_Aim_
Show every line of the records below that contains the word "Mode".

[begin Data extract]

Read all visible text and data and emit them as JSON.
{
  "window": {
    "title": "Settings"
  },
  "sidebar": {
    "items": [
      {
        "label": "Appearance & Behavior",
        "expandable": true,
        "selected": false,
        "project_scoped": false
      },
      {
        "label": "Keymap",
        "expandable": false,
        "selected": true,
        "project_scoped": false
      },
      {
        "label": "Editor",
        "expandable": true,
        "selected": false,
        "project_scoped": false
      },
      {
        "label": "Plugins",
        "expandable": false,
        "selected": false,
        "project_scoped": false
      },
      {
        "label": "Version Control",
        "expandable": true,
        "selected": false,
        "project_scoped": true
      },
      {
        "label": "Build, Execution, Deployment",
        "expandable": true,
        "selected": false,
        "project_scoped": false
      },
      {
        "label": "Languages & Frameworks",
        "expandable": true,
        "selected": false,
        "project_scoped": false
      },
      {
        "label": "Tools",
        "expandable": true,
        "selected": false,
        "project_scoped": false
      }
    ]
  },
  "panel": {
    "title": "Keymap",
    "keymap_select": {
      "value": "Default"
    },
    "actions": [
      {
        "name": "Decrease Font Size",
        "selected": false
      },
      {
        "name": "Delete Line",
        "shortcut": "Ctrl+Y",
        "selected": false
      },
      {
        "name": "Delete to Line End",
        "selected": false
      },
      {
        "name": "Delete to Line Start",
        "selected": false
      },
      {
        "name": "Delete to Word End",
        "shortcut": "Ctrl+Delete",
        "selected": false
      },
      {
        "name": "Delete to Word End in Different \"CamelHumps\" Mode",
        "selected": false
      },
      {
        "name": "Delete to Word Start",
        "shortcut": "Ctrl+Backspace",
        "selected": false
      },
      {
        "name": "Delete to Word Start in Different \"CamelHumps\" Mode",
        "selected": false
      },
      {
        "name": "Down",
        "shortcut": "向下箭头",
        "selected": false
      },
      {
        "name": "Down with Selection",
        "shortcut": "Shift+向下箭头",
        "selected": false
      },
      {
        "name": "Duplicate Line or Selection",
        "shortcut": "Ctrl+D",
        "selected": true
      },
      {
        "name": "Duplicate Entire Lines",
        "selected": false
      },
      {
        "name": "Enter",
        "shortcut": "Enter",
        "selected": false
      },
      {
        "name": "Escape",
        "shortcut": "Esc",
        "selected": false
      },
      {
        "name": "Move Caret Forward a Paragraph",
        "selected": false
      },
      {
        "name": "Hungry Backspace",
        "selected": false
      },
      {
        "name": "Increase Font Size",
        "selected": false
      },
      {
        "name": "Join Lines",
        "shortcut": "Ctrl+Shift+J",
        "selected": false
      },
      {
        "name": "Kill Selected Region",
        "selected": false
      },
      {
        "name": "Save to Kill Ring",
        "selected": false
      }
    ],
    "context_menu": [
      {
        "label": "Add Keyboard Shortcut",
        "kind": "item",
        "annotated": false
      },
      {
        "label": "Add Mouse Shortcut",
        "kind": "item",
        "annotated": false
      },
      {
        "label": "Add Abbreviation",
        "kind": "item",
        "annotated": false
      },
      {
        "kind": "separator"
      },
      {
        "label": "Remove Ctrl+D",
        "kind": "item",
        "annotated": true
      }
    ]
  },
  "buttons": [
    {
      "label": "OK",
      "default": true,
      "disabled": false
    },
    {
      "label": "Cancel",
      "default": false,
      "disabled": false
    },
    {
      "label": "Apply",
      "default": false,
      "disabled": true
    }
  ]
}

[end Data extract]

_Response to this task_
        "name": "Delete to Word End in Different \"CamelHumps\" Mode",
        "name": "Delete to Word Start in Different \"CamelHumps\" Mode",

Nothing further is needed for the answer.